▶ Exercise goal
Print all entries word for word.

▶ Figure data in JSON
+ + + + + + +

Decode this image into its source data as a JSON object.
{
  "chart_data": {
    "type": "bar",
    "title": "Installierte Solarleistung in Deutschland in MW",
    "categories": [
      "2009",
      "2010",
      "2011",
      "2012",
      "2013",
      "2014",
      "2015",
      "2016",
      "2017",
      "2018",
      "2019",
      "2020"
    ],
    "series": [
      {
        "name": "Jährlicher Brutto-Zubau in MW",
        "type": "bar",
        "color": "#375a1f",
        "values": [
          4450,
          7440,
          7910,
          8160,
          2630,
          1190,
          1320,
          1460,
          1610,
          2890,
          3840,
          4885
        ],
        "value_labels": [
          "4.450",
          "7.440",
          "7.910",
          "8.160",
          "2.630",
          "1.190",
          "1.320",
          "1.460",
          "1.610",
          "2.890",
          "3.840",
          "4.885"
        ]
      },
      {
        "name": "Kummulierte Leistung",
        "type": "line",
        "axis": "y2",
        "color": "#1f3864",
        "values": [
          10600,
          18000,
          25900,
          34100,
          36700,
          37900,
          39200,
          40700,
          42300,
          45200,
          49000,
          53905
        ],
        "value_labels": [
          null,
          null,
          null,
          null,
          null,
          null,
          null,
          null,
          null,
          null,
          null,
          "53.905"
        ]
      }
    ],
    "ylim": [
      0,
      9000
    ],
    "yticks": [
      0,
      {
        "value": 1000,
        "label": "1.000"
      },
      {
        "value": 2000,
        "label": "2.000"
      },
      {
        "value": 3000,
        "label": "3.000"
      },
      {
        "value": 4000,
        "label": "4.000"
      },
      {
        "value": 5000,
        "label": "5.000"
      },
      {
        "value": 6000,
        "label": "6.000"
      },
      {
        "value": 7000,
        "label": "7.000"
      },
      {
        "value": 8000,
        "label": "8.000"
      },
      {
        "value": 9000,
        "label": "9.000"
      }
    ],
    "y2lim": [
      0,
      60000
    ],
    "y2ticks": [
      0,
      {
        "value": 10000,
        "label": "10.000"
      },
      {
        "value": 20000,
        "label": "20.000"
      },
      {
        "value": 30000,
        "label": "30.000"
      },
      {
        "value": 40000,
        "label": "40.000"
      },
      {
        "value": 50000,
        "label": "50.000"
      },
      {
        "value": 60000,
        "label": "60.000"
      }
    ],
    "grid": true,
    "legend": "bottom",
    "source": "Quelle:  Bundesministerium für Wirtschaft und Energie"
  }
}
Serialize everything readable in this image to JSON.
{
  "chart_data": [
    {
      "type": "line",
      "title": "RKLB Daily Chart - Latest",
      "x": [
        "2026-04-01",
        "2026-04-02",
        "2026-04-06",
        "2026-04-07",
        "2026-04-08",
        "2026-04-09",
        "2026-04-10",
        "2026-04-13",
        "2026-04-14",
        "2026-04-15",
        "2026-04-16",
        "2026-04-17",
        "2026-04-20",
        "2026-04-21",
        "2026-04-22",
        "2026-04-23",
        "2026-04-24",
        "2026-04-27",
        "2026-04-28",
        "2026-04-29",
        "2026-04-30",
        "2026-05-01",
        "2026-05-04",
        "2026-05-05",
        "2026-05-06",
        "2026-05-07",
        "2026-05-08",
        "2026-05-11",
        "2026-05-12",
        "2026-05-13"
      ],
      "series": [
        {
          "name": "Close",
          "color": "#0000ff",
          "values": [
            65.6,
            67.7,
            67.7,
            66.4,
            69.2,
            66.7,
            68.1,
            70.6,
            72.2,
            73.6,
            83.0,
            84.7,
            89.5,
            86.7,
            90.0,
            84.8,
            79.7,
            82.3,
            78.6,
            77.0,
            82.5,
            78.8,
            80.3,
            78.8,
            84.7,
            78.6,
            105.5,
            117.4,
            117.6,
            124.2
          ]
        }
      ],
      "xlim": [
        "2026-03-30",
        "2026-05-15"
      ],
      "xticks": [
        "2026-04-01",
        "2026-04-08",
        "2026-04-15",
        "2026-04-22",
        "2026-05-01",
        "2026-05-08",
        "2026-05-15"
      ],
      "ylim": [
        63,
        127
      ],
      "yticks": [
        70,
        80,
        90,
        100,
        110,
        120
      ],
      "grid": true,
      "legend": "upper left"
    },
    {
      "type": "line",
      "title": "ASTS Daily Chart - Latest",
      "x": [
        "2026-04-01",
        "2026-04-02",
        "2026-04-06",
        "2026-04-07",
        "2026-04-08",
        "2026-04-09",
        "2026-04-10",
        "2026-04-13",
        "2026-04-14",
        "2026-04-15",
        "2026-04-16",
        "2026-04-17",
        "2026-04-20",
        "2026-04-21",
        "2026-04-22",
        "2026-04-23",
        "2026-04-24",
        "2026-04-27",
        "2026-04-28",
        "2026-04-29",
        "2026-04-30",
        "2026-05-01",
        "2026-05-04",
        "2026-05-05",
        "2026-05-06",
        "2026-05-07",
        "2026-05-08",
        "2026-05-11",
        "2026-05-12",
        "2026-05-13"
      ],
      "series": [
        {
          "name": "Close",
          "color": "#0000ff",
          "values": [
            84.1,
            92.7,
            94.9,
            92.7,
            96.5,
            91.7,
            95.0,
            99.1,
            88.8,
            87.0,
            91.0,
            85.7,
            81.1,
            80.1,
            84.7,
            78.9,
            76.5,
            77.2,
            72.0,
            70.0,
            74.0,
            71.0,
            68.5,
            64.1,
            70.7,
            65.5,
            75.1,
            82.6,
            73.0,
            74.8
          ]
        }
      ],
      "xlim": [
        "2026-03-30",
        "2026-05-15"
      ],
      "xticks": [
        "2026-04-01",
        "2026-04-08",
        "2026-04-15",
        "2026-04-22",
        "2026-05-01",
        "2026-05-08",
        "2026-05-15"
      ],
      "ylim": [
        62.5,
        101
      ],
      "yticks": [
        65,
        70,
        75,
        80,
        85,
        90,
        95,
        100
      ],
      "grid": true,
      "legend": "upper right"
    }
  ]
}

+ + + + + + +

▶ Answer to the task
Decode this image into its source data as a JSON object.
{
  "chart_data": {
    "type": "bar",
    "title": "Installierte Solarleistung in Deutschland in MW",
    "categories": [
      "2009",
      "2010",
      "2011",
      "2012",
      "2013",
      "2014",
      "2015",
      "2016",
      "2017",
      "2018",
      "2019",
      "2020"
    ],
    "series": [
      {
        "name": "Jährlicher Brutto-Zubau in MW",
        "type": "bar",
        "color": "#375a1f",
        "values": [
          4450,
          7440,
          7910,
          8160,
          2630,
          1190,
          1320,
          1460,
          1610,
          2890,
          3840,
          4885
        ],
        "value_labels": [
          "4.450",
          "7.440",
          "7.910",
          "8.160",
          "2.630",
          "1.190",
          "1.320",
          "1.460",
          "1.610",
          "2.890",
          "3.840",
          "4.885"
        ]
      },
      {
        "name": "Kummulierte Leistung",
        "type": "line",
        "axis": "y2",
        "color": "#1f3864",
        "values": [
          10600,
          18000,
          25900,
          34100,
          36700,
          37900,
          39200,
          40700,
          42300,
          45200,
          49000,
          53905
        ],
        "value_labels": [
          null,
          null,
          null,
          null,
          null,
          null,
          null,
          null,
          null,
          null,
          null,
          "53.905"
        ]
      }
    ],
    "ylim": [
      0,
      9000
    ],
    "yticks": [
      0,
      {
        "value": 1000,
        "label": "1.000"
      },
      {
        "value": 2000,
        "label": "2.000"
      },
      {
        "value": 3000,
        "label": "3.000"
      },
      {
        "value": 4000,
        "label": "4.000"
      },
      {
        "value": 5000,
        "label": "5.000"
      },
      {
        "value": 6000,
        "label": "6.000"
      },
      {
        "value": 7000,
        "label": "7.000"
      },
      {
        "value": 8000,
        "label": "8.000"
      },
      {
        "value": 9000,
        "label": "9.000"
      }
    ],
    "y2lim": [
      0,
      60000
    ],
    "y2ticks": [
      0,
      {
        "value": 10000,
        "label": "10.000"
      },
      {
        "value": 20000,
        "label": "20.000"
      },
      {
        "value": 30000,
        "label": "30.000"
      },
      {
        "value": 40000,
        "label": "40.000"
      },
      {
        "value": 50000,
        "label": "50.000"
      },
      {
        "value": 60000,
        "label": "60.000"
      }
    ],
    "grid": true,
    "legend": "bottom",
    "source": "Quelle:  Bundesministerium für Wirtschaft und Energie"
  }
}
Serialize everything readable in this image to JSON.
{
  "chart_data": [
    {
      "type": "line",
      "title": "RKLB Daily Chart - Latest",
      "x": [
        "2026-04-01",
        "2026-04-02",
        "2026-04-06",
        "2026-04-07",
        "2026-04-08",
        "2026-04-09",
        "2026-04-10",
        "2026-04-13",
        "2026-04-14",
        "2026-04-15",
        "2026-04-16",
        "2026-04-17",
        "2026-04-20",
        "2026-04-21",
        "2026-04-22",
        "2026-04-23",
        "2026-04-24",
        "2026-04-27",
        "2026-04-28",
        "2026-04-29",
        "2026-04-30",
        "2026-05-01",
        "2026-05-04",
        "2026-05-05",
        "2026-05-06",
        "2026-05-07",
        "2026-05-08",
        "2026-05-11",
        "2026-05-12",
        "2026-05-13"
      ],
      "series": [
        {
          "name": "Close",
          "color": "#0000ff",
          "values": [
            65.6,
            67.7,
            67.7,
            66.4,
            69.2,
            66.7,
            68.1,
            70.6,
            72.2,
            73.6,
            83.0,
            84.7,
            89.5,
            86.7,
            90.0,
            84.8,
            79.7,
            82.3,
            78.6,
            77.0,
            82.5,
            78.8,
            80.3,
            78.8,
            84.7,
            78.6,
            105.5,
            117.4,
            117.6,
            124.2
          ]
        }
      ],
      "xlim": [
        "2026-03-30",
        "2026-05-15"
      ],
      "xticks": [
        "2026-04-01",
        "2026-04-08",
        "2026-04-15",
        "2026-04-22",
        "2026-05-01",
        "2026-05-08",
        "2026-05-15"
      ],
      "ylim": [
        63,
        127
      ],
      "yticks": [
        70,
        80,
        90,
        100,
        110,
        120
      ],
      "grid": true,
      "legend": "upper left"
    },
    {
      "type": "line",
      "title": "ASTS Daily Chart - Latest",
      "x": [
        "2026-04-01",
        "2026-04-02",
        "2026-04-06",
        "2026-04-07",
        "2026-04-08",
        "2026-04-09",
        "2026-04-10",
        "2026-04-13",
        "2026-04-14",
        "2026-04-15",
        "2026-04-16",
        "2026-04-17",
        "2026-04-20",
        "2026-04-21",
        "2026-04-22",
        "2026-04-23",
        "2026-04-24",
        "2026-04-27",
        "2026-04-28",
        "2026-04-29",
        "2026-04-30",
        "2026-05-01",
        "2026-05-04",
        "2026-05-05",
        "2026-05-06",
        "2026-05-07",
        "2026-05-08",
        "2026-05-11",
        "2026-05-12",
        "2026-05-13"
      ],
      "series": [
        {
          "name": "Close",
          "color": "#0000ff",
          "values": [
            84.1,
            92.7,
            94.9,
            92.7,
            96.5,
            91.7,
            95.0,
            99.1,
            88.8,
            87.0,
            91.0,
            85.7,
            81.1,
            80.1,
            84.7,
            78.9,
            76.5,
            77.2,
            72.0,
            70.0,
            74.0,
            71.0,
            68.5,
            64.1,
            70.7,
            65.5,
            75.1,
            82.6,
            73.0,
            74.8
          ]
        }
      ],
      "xlim": [
        "2026-03-30",
        "2026-05-15"
      ],
      "xticks": [
        "2026-04-01",
        "2026-04-08",
        "2026-04-15",
        "2026-04-22",
        "2026-05-01",
        "2026-05-08",
        "2026-05-15"
      ],
      "ylim": [
        62.5,
        101
      ],
      "yticks": [
        65,
        70,
        75,
        80,
        85,
        90,
        95,
        100
      ],
      "grid": true,
      "legend": "upper right"
    }
  ]
}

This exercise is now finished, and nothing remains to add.